[Figure record extracts]
• • •

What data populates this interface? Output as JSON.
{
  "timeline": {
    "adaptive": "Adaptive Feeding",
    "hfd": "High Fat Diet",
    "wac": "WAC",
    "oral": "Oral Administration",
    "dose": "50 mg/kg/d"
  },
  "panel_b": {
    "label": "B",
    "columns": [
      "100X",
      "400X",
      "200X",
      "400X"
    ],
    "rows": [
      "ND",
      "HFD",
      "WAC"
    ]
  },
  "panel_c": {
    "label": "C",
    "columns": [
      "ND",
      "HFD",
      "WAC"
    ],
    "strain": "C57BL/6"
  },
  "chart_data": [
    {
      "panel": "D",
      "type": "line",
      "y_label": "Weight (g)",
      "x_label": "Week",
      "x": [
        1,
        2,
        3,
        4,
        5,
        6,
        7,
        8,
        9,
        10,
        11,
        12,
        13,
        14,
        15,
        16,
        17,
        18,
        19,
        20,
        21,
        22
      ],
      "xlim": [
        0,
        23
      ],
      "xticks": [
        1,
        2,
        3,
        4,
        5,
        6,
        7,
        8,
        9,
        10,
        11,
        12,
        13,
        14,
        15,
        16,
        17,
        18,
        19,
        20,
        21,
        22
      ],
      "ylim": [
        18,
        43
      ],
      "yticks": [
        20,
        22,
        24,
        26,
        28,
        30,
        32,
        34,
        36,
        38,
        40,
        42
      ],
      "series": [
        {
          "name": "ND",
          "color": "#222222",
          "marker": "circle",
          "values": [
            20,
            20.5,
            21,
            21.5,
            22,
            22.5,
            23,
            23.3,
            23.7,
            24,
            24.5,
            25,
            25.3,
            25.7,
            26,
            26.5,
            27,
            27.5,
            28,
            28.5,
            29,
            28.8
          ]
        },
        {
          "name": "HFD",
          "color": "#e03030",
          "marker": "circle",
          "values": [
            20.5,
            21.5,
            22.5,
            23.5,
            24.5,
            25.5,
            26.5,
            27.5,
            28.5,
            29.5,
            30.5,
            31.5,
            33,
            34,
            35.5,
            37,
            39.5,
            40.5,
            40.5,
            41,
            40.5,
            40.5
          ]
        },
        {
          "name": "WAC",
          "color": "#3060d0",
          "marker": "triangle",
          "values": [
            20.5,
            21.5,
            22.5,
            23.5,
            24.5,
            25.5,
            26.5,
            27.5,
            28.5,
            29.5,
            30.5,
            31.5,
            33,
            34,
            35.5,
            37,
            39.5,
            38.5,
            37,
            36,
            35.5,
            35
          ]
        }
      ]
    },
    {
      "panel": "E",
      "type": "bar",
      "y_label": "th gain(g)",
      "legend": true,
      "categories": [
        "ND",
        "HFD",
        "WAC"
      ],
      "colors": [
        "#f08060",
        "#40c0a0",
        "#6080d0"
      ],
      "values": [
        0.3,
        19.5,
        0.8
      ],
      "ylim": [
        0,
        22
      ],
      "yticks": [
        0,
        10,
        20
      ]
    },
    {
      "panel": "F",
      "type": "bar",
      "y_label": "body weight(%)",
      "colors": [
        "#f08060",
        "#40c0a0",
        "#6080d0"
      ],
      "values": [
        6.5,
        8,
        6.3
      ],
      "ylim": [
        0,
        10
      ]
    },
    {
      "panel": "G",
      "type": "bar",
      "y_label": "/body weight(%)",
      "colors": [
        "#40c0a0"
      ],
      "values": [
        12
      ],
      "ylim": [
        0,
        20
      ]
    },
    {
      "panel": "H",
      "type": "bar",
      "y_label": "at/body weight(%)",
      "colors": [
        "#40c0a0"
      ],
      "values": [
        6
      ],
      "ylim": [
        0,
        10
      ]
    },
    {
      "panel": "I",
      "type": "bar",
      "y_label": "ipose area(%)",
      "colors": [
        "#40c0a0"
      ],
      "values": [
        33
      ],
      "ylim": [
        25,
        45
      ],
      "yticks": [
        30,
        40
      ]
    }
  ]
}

• • •

Restate every line of the data word for word.

What data populates this interface? Output as JSON.
{
  "timeline": {
    "adaptive": "Adaptive Feeding",
    "hfd": "High Fat Diet",
    "wac": "WAC",
    "oral": "Oral Administration",
    "dose": "50 mg/kg/d"
  },
  "panel_b": {
    "label": "B",
    "columns": [
      "100X",
      "400X",
      "200X",
      "400X"
    ],
    "rows": [
      "ND",
      "HFD",
      "WAC"
    ]
  },
  "panel_c": {
    "label": "C",
    "columns": [
      "ND",
      "HFD",
      "WAC"
    ],
    "strain": "C57BL/6"
  },
  "chart_data": [
    {
      "panel": "D",
      "type": "line",
      "y_label": "Weight (g)",
      "x_label": "Week",
      "x": [
        1,
        2,
        3,
        4,
        5,
        6,
        7,
        8,
        9,
        10,
        11,
        12,
        13,
        14,
        15,
        16,
        17,
        18,
        19,
        20,
        21,
        22
      ],
      "xlim": [
        0,
        23
      ],
      "xticks": [
        1,
        2,
        3,
        4,
        5,
        6,
        7,
        8,
        9,
        10,
        11,
        12,
        13,
        14,
        15,
        16,
        17,
        18,
        19,
        20,
        21,
        22
      ],
      "ylim": [
        18,
        43
      ],
      "yticks": [
        20,
        22,
        24,
        26,
        28,
        30,
        32,
        34,
        36,
        38,
        40,
        42
      ],
      "series": [
        {
          "name": "ND",
          "color": "#222222",
          "marker": "circle",
          "values": [
            20,
            20.5,
            21,
            21.5,
            22,
            22.5,
            23,
            23.3,
            23.7,
            24,
            24.5,
            25,
            25.3,
            25.7,
            26,
            26.5,
            27,
            27.5,
            28,
            28.5,
            29,
            28.8
          ]
        },
        {
          "name": "HFD",
          "color": "#e03030",
          "marker": "circle",
          "values": [
            20.5,
            21.5,
            22.5,
            23.5,
            24.5,
            25.5,
            26.5,
            27.5,
            28.5,
            29.5,
            30.5,
            31.5,
            33,
            34,
            35.5,
            37,
            39.5,
            40.5,
            40.5,
            41,
            40.5,
            40.5
          ]
        },
        {
          "name": "WAC",
          "color": "#3060d0",
          "marker": "triangle",
          "values": [
            20.5,
            21.5,
            22.5,
            23.5,
            24.5,
            25.5,
            26.5,
            27.5,
            28.5,
            29.5,
            30.5,
            31.5,
            33,
            34,
            35.5,
            37,
            39.5,
            38.5,
            37,
            36,
            35.5,
            35
          ]
        }
      ]
    },
    {
      "panel": "E",
      "type": "bar",
      "y_label": "th gain(g)",
      "legend": true,
      "categories": [
        "ND",
        "HFD",
        "WAC"
      ],
      "colors": [
        "#f08060",
        "#40c0a0",
        "#6080d0"
      ],
      "values": [
        0.3,
        19.5,
        0.8
      ],
      "ylim": [
        0,
        22
      ],
      "yticks": [
        0,
        10,
        20
      ]
    },
    {
      "panel": "F",
      "type": "bar",
      "y_label": "body weight(%)",
      "colors": [
        "#f08060",
        "#40c0a0",
        "#6080d0"
      ],
      "values": [
        6.5,
        8,
        6.3
      ],
      "ylim": [
        0,
        10
      ]
    },
    {
      "panel": "G",
      "type": "bar",
      "y_label": "/body weight(%)",
      "colors": [
        "#40c0a0"
      ],
      "values": [
        12
      ],
      "ylim": [
        0,
        20
      ]
    },
    {
      "panel": "H",
      "type": "bar",
      "y_label": "at/body weight(%)",
      "colors": [
        "#40c0a0"
      ],
      "values": [
        6
      ],
      "ylim": [
        0,
        10
      ]
    },
    {
      "panel": "I",
      "type": "bar",
      "y_label": "ipose area(%)",
      "colors": [
        "#40c0a0"
      ],
      "values": [
        33
      ],
      "ylim": [
        25,
        45
      ],
      "yticks": [
        30,
        40
      ]
    }
  ]
}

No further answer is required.